◆ MATERIAL PROVIDED:
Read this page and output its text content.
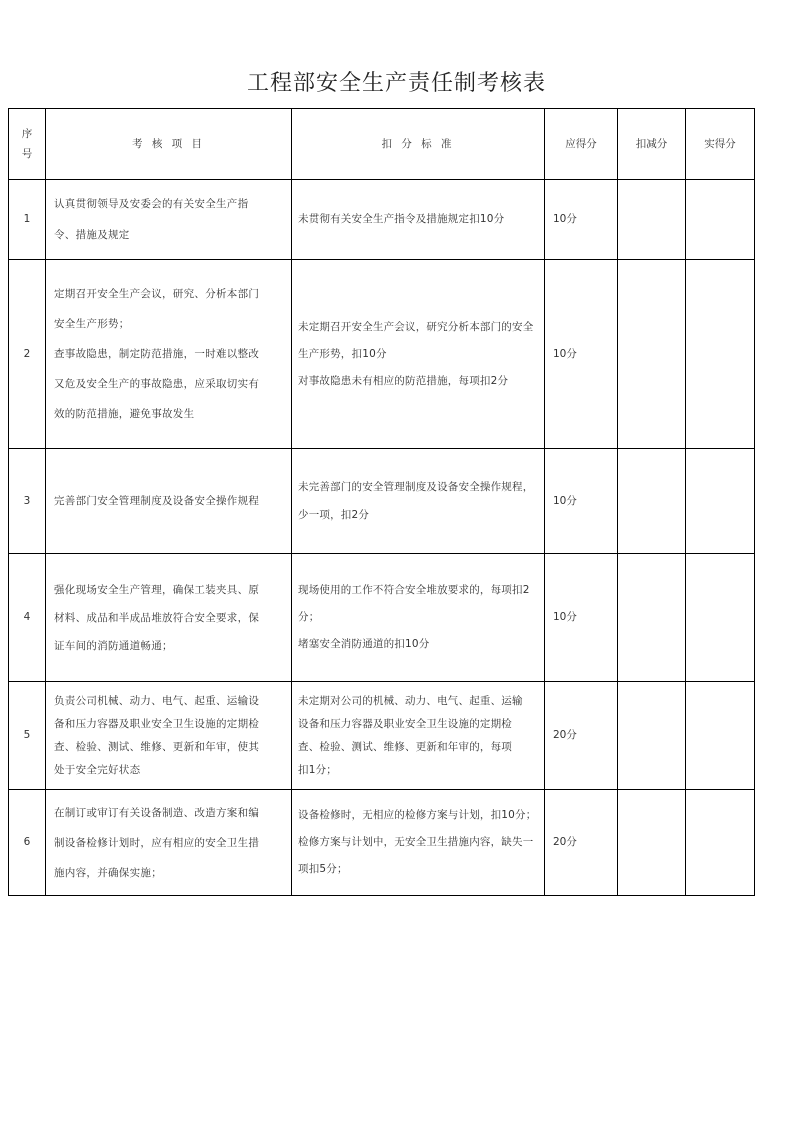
工程部安全生产责任制考核表
序
号	考 核 项 目	扣 分 标 准	应得分	扣减分	实得分
1	认真贯彻领导及安委会的有关安全生产指
令、措施及规定	未贯彻有关安全生产指令及措施规定扣10分	10分		
2	定期召开安全生产会议，研究、分析本部门
安全生产形势；
查事故隐患，制定防范措施，一时难以整改
又危及安全生产的事故隐患，应采取切实有
效的防范措施，避免事故发生	未定期召开安全生产会议，研究分析本部门的安全
生产形势，扣10分
对事故隐患未有相应的防范措施，每项扣2分	10分		
3	完善部门安全管理制度及设备安全操作规程	未完善部门的安全管理制度及设备安全操作规程，
少一项，扣2分	10分		
4	强化现场安全生产管理，确保工装夹具、原
材料、成品和半成品堆放符合安全要求，保
证车间的消防通道畅通；	现场使用的工作不符合安全堆放要求的，每项扣2
分；
堵塞安全消防通道的扣10分	10分		
5	负责公司机械、动力、电气、起重、运输设
备和压力容器及职业安全卫生设施的定期检
查、检验、测试、维修、更新和年审，使其
处于安全完好状态	未定期对公司的机械、动力、电气、起重、运输
设备和压力容器及职业安全卫生设施的定期检
查、检验、测试、维修、更新和年审的，每项
扣1分；	20分		
6	在制订或审订有关设备制造、改造方案和编
制设备检修计划时，应有相应的安全卫生措
施内容，并确保实施；	设备检修时，无相应的检修方案与计划，扣10分；
检修方案与计划中，无安全卫生措施内容，缺失一
项扣5分；	20分		
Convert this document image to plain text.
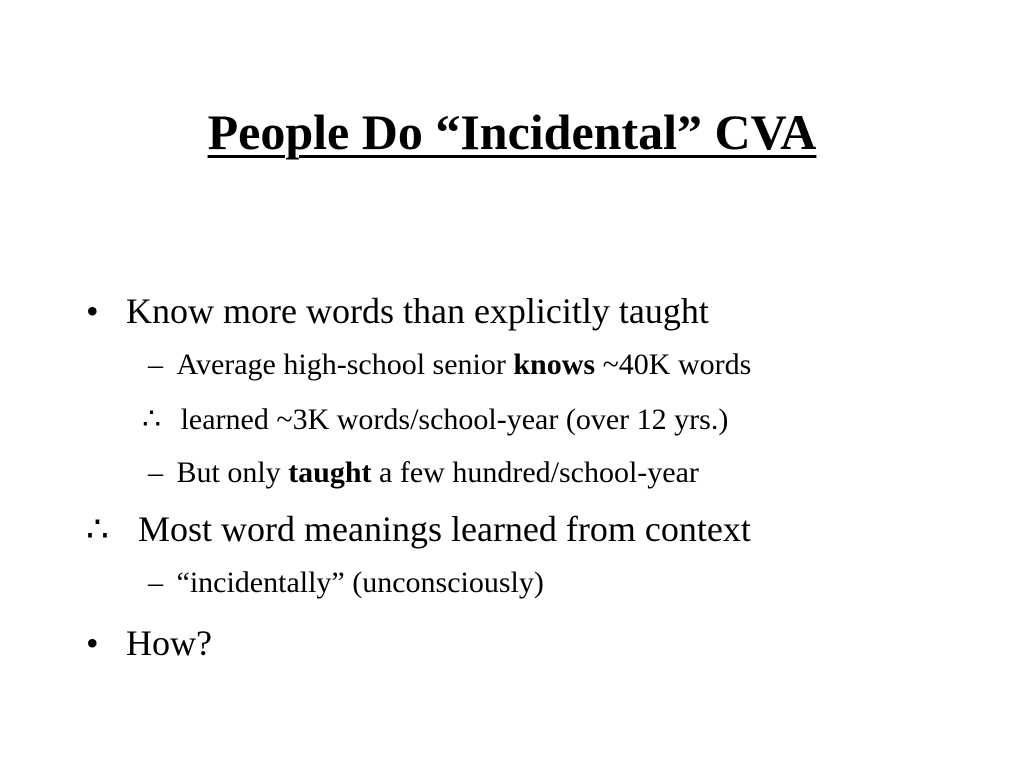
People Do “Incidental” CVA
• Know more words than explicitly taught
– Average high-school senior knows ~40K words
∴ learned ~3K words/school-year (over 12 yrs.)
– But only taught a few hundred/school-year
∴ Most word meanings learned from context
– “incidentally” (unconsciously)
• How?
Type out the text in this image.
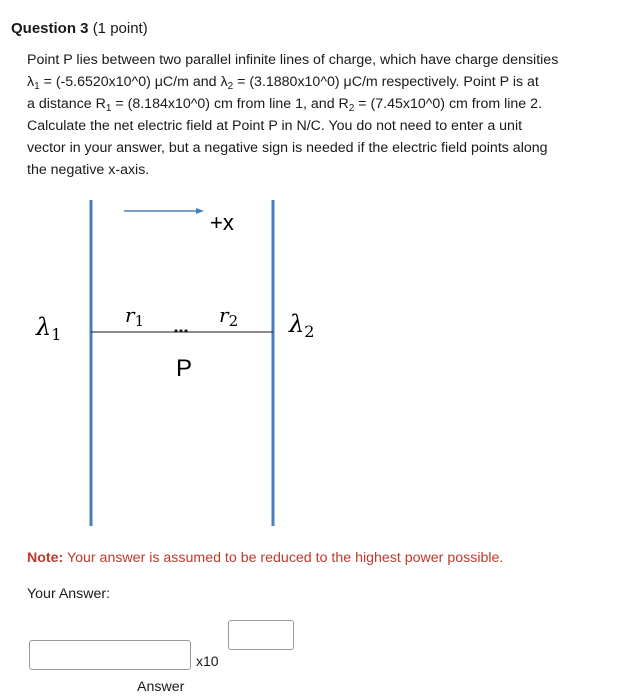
Question 3 (1 point)
Point P lies between two parallel infinite lines of charge, which have charge densities
$\lambda_1$ = (-5.6520x10^0) μC/m and $\lambda_2$ = (3.1880x10^0) μC/m respectively. Point P is at
a distance $R_1$ = (8.184x10^0) cm from line 1, and $R_2$ = (7.45x10^0) cm from line 2.
Calculate the net electric field at Point P in N/C. You do not need to enter a unit
vector in your answer, but a negative sign is needed if the electric field points along
the negative x-axis.
+x
$\lambda_1$
$r_1$	$r_2$ $\lambda_2$
P
Note: Your answer is assumed to be reduced to the highest power possible.
Your Answer:
x10
Answer
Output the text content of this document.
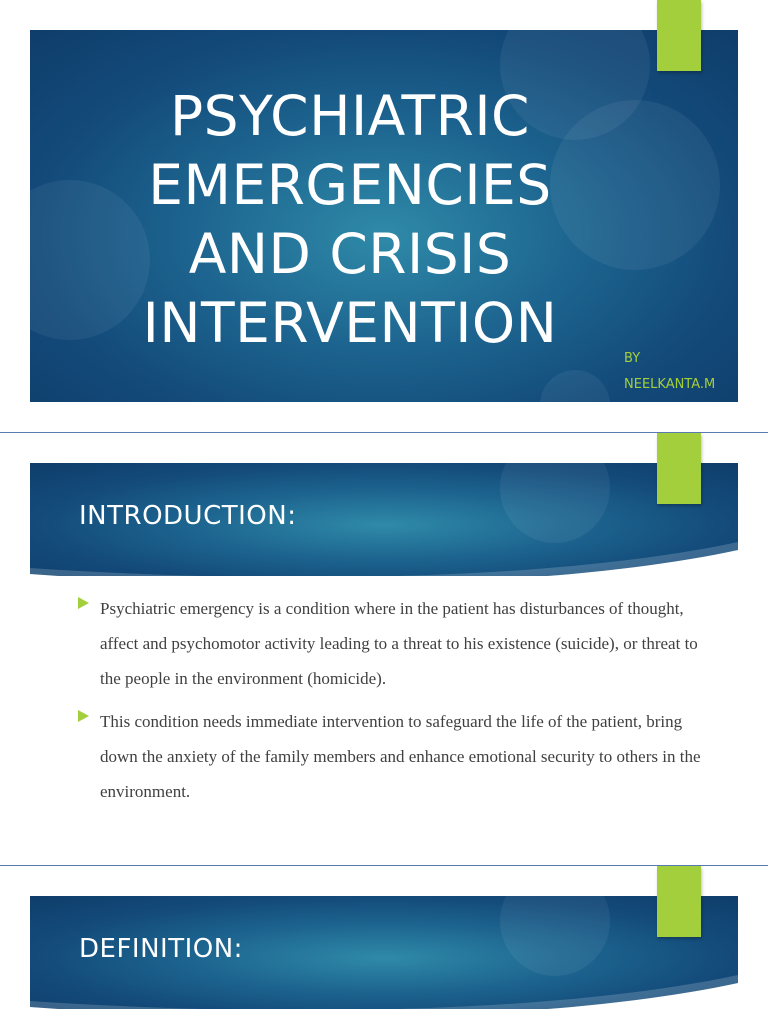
PSYCHIATRIC EMERGENCIES AND CRISIS INTERVENTION
BY
NEELKANTA.M
INTRODUCTION:
Psychiatric emergency is a condition where in the patient has disturbances of thought, affect and psychomotor activity leading to a threat to his existence (suicide), or threat to the people in the environment (homicide).
This condition needs immediate intervention to safeguard the life of the patient, bring down the anxiety of the family members and enhance emotional security to others in the environment.
DEFINITION:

◆ SHORT EXERCISE: Find each line in the records holding the string "words" and show it.

◆ WORKED ANSWER:
• Know more words than explicitly taught
– Average high-school senior knows ~40K words
∴ learned ~3K words/school-year (over 12 yrs.)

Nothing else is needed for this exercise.